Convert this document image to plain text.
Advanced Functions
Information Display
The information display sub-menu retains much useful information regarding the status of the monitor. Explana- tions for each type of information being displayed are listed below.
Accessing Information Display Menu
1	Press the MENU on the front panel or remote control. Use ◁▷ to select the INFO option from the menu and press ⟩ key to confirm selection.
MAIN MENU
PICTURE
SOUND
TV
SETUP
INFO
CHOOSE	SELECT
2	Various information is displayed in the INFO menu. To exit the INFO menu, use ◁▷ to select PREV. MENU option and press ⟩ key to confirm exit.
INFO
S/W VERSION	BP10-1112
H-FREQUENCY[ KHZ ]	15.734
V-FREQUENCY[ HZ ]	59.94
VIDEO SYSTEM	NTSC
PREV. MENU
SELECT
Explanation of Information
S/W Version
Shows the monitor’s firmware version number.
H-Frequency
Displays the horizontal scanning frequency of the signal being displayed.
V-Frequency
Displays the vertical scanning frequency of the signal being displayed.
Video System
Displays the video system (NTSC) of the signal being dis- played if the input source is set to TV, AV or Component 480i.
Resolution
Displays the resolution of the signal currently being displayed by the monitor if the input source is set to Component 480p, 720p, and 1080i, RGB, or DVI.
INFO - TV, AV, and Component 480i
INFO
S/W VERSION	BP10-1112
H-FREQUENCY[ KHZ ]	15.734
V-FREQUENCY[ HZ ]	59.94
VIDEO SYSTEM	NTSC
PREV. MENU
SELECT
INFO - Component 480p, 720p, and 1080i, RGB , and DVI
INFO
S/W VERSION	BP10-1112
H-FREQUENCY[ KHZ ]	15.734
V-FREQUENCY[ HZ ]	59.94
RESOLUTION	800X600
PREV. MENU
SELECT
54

_ _ _ _

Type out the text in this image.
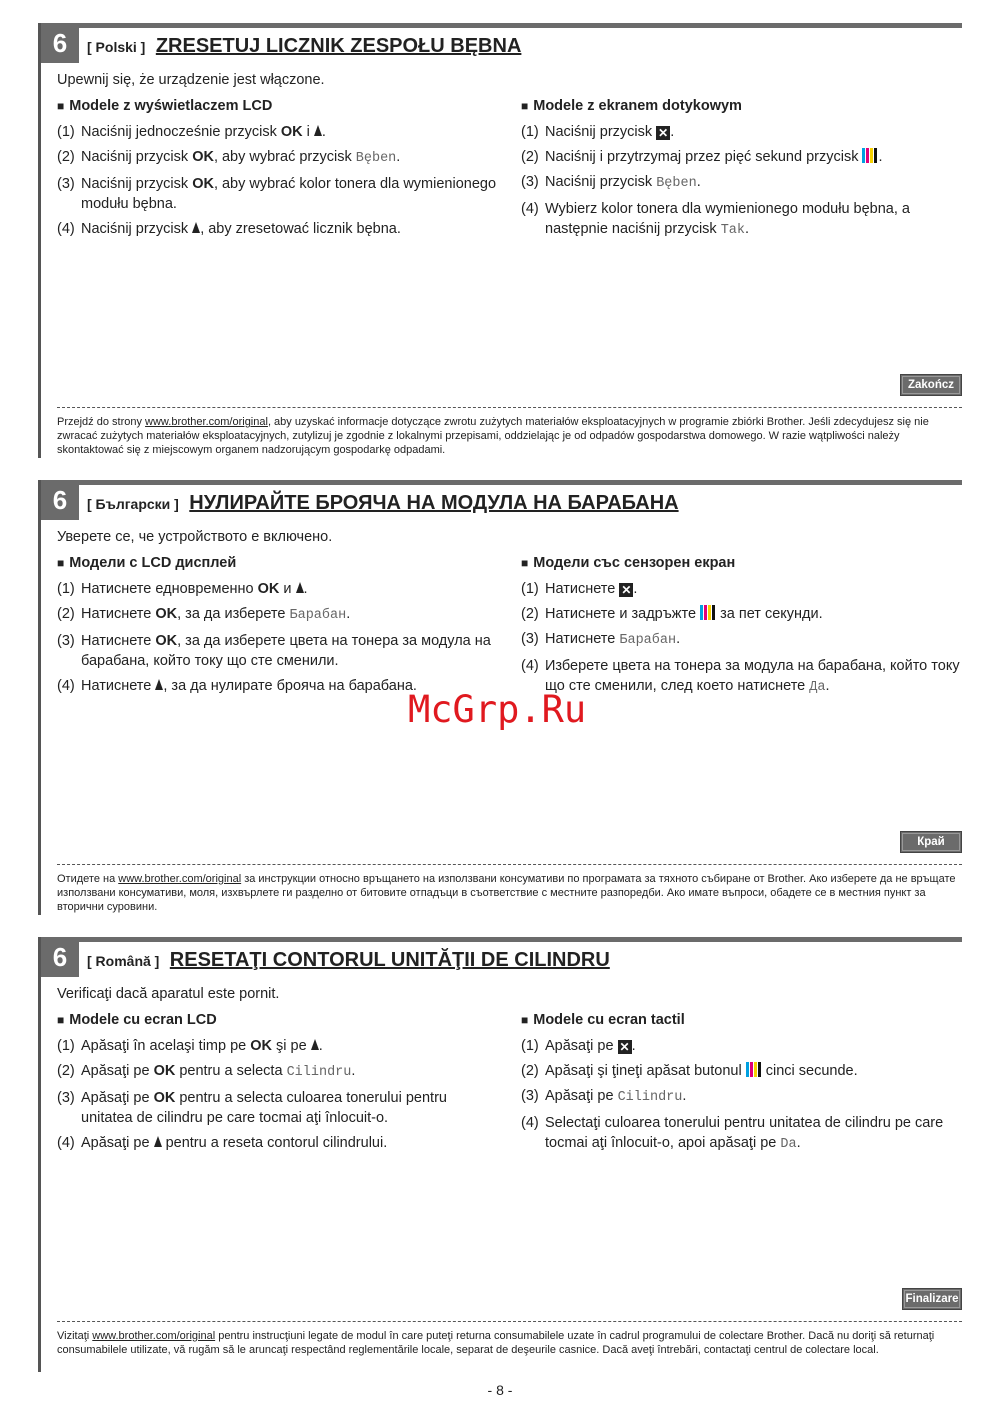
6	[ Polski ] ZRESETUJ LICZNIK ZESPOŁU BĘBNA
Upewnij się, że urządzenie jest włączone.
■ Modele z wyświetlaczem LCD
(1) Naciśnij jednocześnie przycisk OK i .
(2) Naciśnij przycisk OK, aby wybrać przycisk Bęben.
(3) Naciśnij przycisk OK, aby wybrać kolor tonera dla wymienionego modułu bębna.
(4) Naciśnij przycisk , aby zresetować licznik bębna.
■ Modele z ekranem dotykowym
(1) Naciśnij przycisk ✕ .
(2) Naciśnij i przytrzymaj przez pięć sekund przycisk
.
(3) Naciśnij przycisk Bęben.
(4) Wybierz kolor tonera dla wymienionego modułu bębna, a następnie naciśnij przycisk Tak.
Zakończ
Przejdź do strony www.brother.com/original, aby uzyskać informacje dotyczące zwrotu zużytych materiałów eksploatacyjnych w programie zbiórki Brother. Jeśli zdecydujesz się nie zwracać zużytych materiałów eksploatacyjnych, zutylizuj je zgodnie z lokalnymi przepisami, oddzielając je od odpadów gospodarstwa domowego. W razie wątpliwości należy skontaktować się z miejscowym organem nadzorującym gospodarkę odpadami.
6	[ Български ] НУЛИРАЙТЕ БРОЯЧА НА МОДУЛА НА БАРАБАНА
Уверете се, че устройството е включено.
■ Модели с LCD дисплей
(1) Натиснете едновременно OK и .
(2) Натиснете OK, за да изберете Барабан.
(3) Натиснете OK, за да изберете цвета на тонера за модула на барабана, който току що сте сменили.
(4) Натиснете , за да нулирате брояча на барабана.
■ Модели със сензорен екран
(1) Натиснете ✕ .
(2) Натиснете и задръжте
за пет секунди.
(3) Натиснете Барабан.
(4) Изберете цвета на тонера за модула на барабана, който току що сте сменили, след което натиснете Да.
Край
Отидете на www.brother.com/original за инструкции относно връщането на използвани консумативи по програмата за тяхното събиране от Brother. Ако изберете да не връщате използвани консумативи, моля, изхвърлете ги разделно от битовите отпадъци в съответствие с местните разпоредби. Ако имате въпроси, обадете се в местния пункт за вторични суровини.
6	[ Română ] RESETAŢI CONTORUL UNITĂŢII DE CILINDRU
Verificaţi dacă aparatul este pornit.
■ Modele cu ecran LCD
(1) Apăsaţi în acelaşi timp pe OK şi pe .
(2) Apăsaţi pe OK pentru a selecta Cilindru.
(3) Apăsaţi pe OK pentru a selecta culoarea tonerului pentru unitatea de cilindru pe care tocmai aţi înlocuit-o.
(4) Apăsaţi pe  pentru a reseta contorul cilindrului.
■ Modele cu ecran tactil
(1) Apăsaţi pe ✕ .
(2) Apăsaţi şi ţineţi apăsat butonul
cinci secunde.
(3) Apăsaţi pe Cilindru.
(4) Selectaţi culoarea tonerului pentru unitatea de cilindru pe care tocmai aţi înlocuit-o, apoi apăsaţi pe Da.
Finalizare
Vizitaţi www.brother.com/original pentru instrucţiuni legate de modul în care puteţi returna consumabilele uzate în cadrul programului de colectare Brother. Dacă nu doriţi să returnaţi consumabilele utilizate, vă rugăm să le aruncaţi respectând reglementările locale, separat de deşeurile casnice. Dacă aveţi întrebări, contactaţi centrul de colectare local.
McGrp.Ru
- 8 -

_ _ _ _

» WORK INSTRUCTIONS
Find the lines above holding the word "tocmai" and show them.

» TASK SOLUTION
(3) Apăsaţi pe OK pentru a selecta culoarea tonerului pentru unitatea de cilindru pe care tocmai aţi înlocuit-o.
(4) Selectaţi culoarea tonerului pentru unitatea de cilindru pe care tocmai aţi înlocuit-o, apoi apăsaţi pe Da.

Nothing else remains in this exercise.